* START RECORDS PROVIDED *

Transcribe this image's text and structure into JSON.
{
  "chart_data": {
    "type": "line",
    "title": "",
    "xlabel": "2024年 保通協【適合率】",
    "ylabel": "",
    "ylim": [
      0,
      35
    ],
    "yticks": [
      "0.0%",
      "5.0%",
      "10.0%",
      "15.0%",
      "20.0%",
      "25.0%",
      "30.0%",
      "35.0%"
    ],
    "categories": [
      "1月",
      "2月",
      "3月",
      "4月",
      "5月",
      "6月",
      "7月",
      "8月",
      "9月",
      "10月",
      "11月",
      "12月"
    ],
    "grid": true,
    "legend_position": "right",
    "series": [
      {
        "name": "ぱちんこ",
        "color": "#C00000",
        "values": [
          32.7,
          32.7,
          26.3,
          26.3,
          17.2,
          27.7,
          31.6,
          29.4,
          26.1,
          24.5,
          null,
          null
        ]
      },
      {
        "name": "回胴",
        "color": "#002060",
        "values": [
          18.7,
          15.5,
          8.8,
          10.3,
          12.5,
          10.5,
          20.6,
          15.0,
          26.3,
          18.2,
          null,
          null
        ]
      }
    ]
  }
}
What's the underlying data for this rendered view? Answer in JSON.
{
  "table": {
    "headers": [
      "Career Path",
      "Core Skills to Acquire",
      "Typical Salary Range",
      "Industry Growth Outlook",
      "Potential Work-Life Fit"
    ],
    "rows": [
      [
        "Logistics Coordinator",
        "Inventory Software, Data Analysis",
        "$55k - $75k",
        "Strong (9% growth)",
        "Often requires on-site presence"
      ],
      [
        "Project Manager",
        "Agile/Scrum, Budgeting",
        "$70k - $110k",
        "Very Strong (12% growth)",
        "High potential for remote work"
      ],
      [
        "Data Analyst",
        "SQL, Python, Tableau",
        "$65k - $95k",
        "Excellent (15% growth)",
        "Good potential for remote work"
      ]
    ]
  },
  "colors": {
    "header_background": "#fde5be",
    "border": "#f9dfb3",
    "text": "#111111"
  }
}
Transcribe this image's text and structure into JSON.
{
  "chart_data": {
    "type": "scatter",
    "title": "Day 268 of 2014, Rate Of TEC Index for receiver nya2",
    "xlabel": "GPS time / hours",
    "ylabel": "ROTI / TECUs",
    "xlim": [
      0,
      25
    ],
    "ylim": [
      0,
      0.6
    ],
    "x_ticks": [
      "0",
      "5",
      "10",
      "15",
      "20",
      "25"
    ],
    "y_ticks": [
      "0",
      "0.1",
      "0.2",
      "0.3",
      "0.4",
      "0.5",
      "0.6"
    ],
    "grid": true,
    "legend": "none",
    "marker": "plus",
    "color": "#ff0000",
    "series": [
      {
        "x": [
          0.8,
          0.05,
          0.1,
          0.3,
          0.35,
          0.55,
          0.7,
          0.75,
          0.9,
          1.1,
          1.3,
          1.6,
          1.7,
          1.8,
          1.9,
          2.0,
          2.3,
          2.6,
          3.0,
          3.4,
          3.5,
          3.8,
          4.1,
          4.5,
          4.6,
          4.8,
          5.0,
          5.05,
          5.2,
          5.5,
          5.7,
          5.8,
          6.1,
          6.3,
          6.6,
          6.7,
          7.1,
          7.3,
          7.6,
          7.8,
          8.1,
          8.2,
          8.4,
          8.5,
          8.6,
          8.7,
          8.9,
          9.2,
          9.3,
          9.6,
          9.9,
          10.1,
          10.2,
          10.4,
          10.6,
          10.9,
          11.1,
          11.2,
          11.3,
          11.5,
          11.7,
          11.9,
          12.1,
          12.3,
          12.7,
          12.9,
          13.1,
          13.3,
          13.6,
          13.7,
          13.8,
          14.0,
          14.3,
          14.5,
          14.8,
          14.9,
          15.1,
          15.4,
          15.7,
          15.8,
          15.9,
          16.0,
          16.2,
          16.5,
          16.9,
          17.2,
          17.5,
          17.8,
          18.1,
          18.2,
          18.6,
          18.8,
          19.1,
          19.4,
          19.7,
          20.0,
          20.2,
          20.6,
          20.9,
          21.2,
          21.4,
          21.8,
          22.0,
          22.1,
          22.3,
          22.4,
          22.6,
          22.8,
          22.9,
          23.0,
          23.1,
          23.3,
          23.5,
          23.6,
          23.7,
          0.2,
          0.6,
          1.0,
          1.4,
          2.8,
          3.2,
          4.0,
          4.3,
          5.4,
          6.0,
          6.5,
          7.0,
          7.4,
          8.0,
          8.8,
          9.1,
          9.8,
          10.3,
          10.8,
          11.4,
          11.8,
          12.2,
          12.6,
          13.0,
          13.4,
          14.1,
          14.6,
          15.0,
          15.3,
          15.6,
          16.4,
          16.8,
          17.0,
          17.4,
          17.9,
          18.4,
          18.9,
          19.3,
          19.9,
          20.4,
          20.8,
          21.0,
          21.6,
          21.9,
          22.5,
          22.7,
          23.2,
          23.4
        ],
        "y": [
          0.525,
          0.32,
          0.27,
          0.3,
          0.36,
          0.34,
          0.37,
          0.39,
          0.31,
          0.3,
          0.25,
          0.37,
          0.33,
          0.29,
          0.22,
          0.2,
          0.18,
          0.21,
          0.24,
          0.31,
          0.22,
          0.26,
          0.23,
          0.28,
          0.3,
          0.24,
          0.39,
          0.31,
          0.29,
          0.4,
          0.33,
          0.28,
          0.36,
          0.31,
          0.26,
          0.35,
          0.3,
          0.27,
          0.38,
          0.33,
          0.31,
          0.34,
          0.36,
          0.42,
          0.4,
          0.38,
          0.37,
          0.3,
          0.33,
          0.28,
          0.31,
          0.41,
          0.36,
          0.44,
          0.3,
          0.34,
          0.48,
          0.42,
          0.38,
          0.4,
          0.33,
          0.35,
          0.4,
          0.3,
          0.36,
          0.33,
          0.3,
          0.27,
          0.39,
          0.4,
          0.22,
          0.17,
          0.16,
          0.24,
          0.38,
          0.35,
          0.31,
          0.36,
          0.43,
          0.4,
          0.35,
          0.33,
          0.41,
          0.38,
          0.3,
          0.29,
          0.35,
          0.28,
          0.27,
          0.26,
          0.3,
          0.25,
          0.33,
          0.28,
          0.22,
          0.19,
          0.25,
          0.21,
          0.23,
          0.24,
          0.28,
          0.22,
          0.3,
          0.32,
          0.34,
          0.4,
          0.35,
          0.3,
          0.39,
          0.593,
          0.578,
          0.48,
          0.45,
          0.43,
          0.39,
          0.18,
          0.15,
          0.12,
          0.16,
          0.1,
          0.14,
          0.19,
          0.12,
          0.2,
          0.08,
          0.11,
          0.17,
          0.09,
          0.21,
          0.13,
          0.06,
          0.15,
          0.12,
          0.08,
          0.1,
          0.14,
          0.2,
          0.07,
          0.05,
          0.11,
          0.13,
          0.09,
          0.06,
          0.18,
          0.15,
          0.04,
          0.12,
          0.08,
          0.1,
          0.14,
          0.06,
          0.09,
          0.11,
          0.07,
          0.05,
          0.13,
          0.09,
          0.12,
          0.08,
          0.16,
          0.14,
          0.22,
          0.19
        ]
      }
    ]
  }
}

* END RECORDS PROVIDED *

WHAT TO DO -> Can you give every line above again, exactly as written?

TASK RESPONSE ->
Transcribe this image's text and structure into JSON.
{
  "chart_data": {
    "type": "line",
    "title": "",
    "xlabel": "2024年 保通協【適合率】",
    "ylabel": "",
    "ylim": [
      0,
      35
    ],
    "yticks": [
      "0.0%",
      "5.0%",
      "10.0%",
      "15.0%",
      "20.0%",
      "25.0%",
      "30.0%",
      "35.0%"
    ],
    "categories": [
      "1月",
      "2月",
      "3月",
      "4月",
      "5月",
      "6月",
      "7月",
      "8月",
      "9月",
      "10月",
      "11月",
      "12月"
    ],
    "grid": true,
    "legend_position": "right",
    "series": [
      {
        "name": "ぱちんこ",
        "color": "#C00000",
        "values": [
          32.7,
          32.7,
          26.3,
          26.3,
          17.2,
          27.7,
          31.6,
          29.4,
          26.1,
          24.5,
          null,
          null
        ]
      },
      {
        "name": "回胴",
        "color": "#002060",
        "values": [
          18.7,
          15.5,
          8.8,
          10.3,
          12.5,
          10.5,
          20.6,
          15.0,
          26.3,
          18.2,
          null,
          null
        ]
      }
    ]
  }
}
What's the underlying data for this rendered view? Answer in JSON.
{
  "table": {
    "headers": [
      "Career Path",
      "Core Skills to Acquire",
      "Typical Salary Range",
      "Industry Growth Outlook",
      "Potential Work-Life Fit"
    ],
    "rows": [
      [
        "Logistics Coordinator",
        "Inventory Software, Data Analysis",
        "$55k - $75k",
        "Strong (9% growth)",
        "Often requires on-site presence"
      ],
      [
        "Project Manager",
        "Agile/Scrum, Budgeting",
        "$70k - $110k",
        "Very Strong (12% growth)",
        "High potential for remote work"
      ],
      [
        "Data Analyst",
        "SQL, Python, Tableau",
        "$65k - $95k",
        "Excellent (15% growth)",
        "Good potential for remote work"
      ]
    ]
  },
  "colors": {
    "header_background": "#fde5be",
    "border": "#f9dfb3",
    "text": "#111111"
  }
}
Transcribe this image's text and structure into JSON.
{
  "chart_data": {
    "type": "scatter",
    "title": "Day 268 of 2014, Rate Of TEC Index for receiver nya2",
    "xlabel": "GPS time / hours",
    "ylabel": "ROTI / TECUs",
    "xlim": [
      0,
      25
    ],
    "ylim": [
      0,
      0.6
    ],
    "x_ticks": [
      "0",
      "5",
      "10",
      "15",
      "20",
      "25"
    ],
    "y_ticks": [
      "0",
      "0.1",
      "0.2",
      "0.3",
      "0.4",
      "0.5",
      "0.6"
    ],
    "grid": true,
    "legend": "none",
    "marker": "plus",
    "color": "#ff0000",
    "series": [
      {
        "x": [
          0.8,
          0.05,
          0.1,
          0.3,
          0.35,
          0.55,
          0.7,
          0.75,
          0.9,
          1.1,
          1.3,
          1.6,
          1.7,
          1.8,
          1.9,
          2.0,
          2.3,
          2.6,
          3.0,
          3.4,
          3.5,
          3.8,
          4.1,
          4.5,
          4.6,
          4.8,
          5.0,
          5.05,
          5.2,
          5.5,
          5.7,
          5.8,
          6.1,
          6.3,
          6.6,
          6.7,
          7.1,
          7.3,
          7.6,
          7.8,
          8.1,
          8.2,
          8.4,
          8.5,
          8.6,
          8.7,
          8.9,
          9.2,
          9.3,
          9.6,
          9.9,
          10.1,
          10.2,
          10.4,
          10.6,
          10.9,
          11.1,
          11.2,
          11.3,
          11.5,
          11.7,
          11.9,
          12.1,
          12.3,
          12.7,
          12.9,
          13.1,
          13.3,
          13.6,
          13.7,
          13.8,
          14.0,
          14.3,
          14.5,
          14.8,
          14.9,
          15.1,
          15.4,
          15.7,
          15.8,
          15.9,
          16.0,
          16.2,
          16.5,
          16.9,
          17.2,
          17.5,
          17.8,
          18.1,
          18.2,
          18.6,
          18.8,
          19.1,
          19.4,
          19.7,
          20.0,
          20.2,
          20.6,
          20.9,
          21.2,
          21.4,
          21.8,
          22.0,
          22.1,
          22.3,
          22.4,
          22.6,
          22.8,
          22.9,
          23.0,
          23.1,
          23.3,
          23.5,
          23.6,
          23.7,
          0.2,
          0.6,
          1.0,
          1.4,
          2.8,
          3.2,
          4.0,
          4.3,
          5.4,
          6.0,
          6.5,
          7.0,
          7.4,
          8.0,
          8.8,
          9.1,
          9.8,
          10.3,
          10.8,
          11.4,
          11.8,
          12.2,
          12.6,
          13.0,
          13.4,
          14.1,
          14.6,
          15.0,
          15.3,
          15.6,
          16.4,
          16.8,
          17.0,
          17.4,
          17.9,
          18.4,
          18.9,
          19.3,
          19.9,
          20.4,
          20.8,
          21.0,
          21.6,
          21.9,
          22.5,
          22.7,
          23.2,
          23.4
        ],
        "y": [
          0.525,
          0.32,
          0.27,
          0.3,
          0.36,
          0.34,
          0.37,
          0.39,
          0.31,
          0.3,
          0.25,
          0.37,
          0.33,
          0.29,
          0.22,
          0.2,
          0.18,
          0.21,
          0.24,
          0.31,
          0.22,
          0.26,
          0.23,
          0.28,
          0.3,
          0.24,
          0.39,
          0.31,
          0.29,
          0.4,
          0.33,
          0.28,
          0.36,
          0.31,
          0.26,
          0.35,
          0.3,
          0.27,
          0.38,
          0.33,
          0.31,
          0.34,
          0.36,
          0.42,
          0.4,
          0.38,
          0.37,
          0.3,
          0.33,
          0.28,
          0.31,
          0.41,
          0.36,
          0.44,
          0.3,
          0.34,
          0.48,
          0.42,
          0.38,
          0.4,
          0.33,
          0.35,
          0.4,
          0.3,
          0.36,
          0.33,
          0.3,
          0.27,
          0.39,
          0.4,
          0.22,
          0.17,
          0.16,
          0.24,
          0.38,
          0.35,
          0.31,
          0.36,
          0.43,
          0.4,
          0.35,
          0.33,
          0.41,
          0.38,
          0.3,
          0.29,
          0.35,
          0.28,
          0.27,
          0.26,
          0.3,
          0.25,
          0.33,
          0.28,
          0.22,
          0.19,
          0.25,
          0.21,
          0.23,
          0.24,
          0.28,
          0.22,
          0.3,
          0.32,
          0.34,
          0.4,
          0.35,
          0.3,
          0.39,
          0.593,
          0.578,
          0.48,
          0.45,
          0.43,
          0.39,
          0.18,
          0.15,
          0.12,
          0.16,
          0.1,
          0.14,
          0.19,
          0.12,
          0.2,
          0.08,
          0.11,
          0.17,
          0.09,
          0.21,
          0.13,
          0.06,
          0.15,
          0.12,
          0.08,
          0.1,
          0.14,
          0.2,
          0.07,
          0.05,
          0.11,
          0.13,
          0.09,
          0.06,
          0.18,
          0.15,
          0.04,
          0.12,
          0.08,
          0.1,
          0.14,
          0.06,
          0.09,
          0.11,
          0.07,
          0.05,
          0.13,
          0.09,
          0.12,
          0.08,
          0.16,
          0.14,
          0.22,
          0.19
        ]
      }
    ]
  }
}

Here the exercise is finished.